## Provided records

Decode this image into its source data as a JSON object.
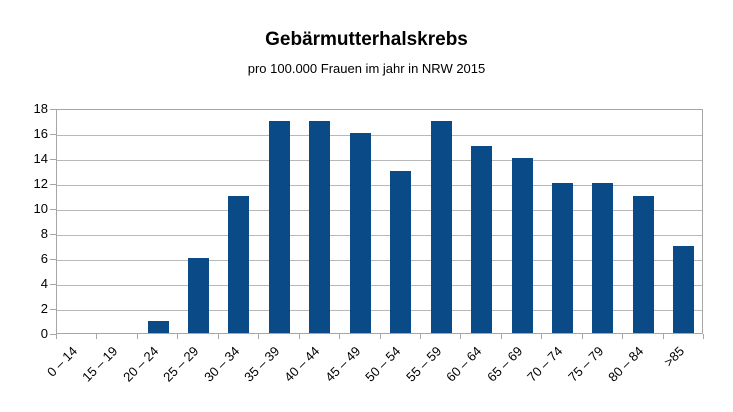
{
  "chart_data": {
    "type": "bar",
    "title": "Gebärmutterhalskrebs",
    "subtitle": "pro 100.000 Frauen im jahr in NRW 2015",
    "categories": [
      "0 – 14",
      "15 – 19",
      "20 – 24",
      "25 – 29",
      "30 – 34",
      "35 – 39",
      "40 – 44",
      "45 – 49",
      "50 – 54",
      "55 – 59",
      "60 – 64",
      "65 – 69",
      "70 – 74",
      "75 – 79",
      "80 – 84",
      ">85"
    ],
    "values": [
      0,
      0,
      1,
      6,
      11,
      17,
      17,
      16,
      13,
      17,
      15,
      14,
      12,
      12,
      11,
      7
    ],
    "xlabel": "",
    "ylabel": "",
    "ylim": [
      0,
      18
    ],
    "ytick_step": 2,
    "ytick_labels": [
      "0",
      "2",
      "4",
      "6",
      "8",
      "10",
      "12",
      "14",
      "16",
      "18"
    ],
    "grid": true,
    "legend": "none",
    "bar_color": "#0a4a87",
    "grid_color": "#b8b8b8",
    "axis_color": "#a6a6a6",
    "text_color": "#000000",
    "background_color": "#ffffff"
  }
}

## Aim of the task
The records above must be transcribed exactly. Pictures are left out of the copy.

## Problem solution
Decode this image into its source data as a JSON object.
{
  "chart_data": {
    "type": "bar",
    "title": "Gebärmutterhalskrebs",
    "subtitle": "pro 100.000 Frauen im jahr in NRW 2015",
    "categories": [
      "0 – 14",
      "15 – 19",
      "20 – 24",
      "25 – 29",
      "30 – 34",
      "35 – 39",
      "40 – 44",
      "45 – 49",
      "50 – 54",
      "55 – 59",
      "60 – 64",
      "65 – 69",
      "70 – 74",
      "75 – 79",
      "80 – 84",
      ">85"
    ],
    "values": [
      0,
      0,
      1,
      6,
      11,
      17,
      17,
      16,
      13,
      17,
      15,
      14,
      12,
      12,
      11,
      7
    ],
    "xlabel": "",
    "ylabel": "",
    "ylim": [
      0,
      18
    ],
    "ytick_step": 2,
    "ytick_labels": [
      "0",
      "2",
      "4",
      "6",
      "8",
      "10",
      "12",
      "14",
      "16",
      "18"
    ],
    "grid": true,
    "legend": "none",
    "bar_color": "#0a4a87",
    "grid_color": "#b8b8b8",
    "axis_color": "#a6a6a6",
    "text_color": "#000000",
    "background_color": "#ffffff"
  }
}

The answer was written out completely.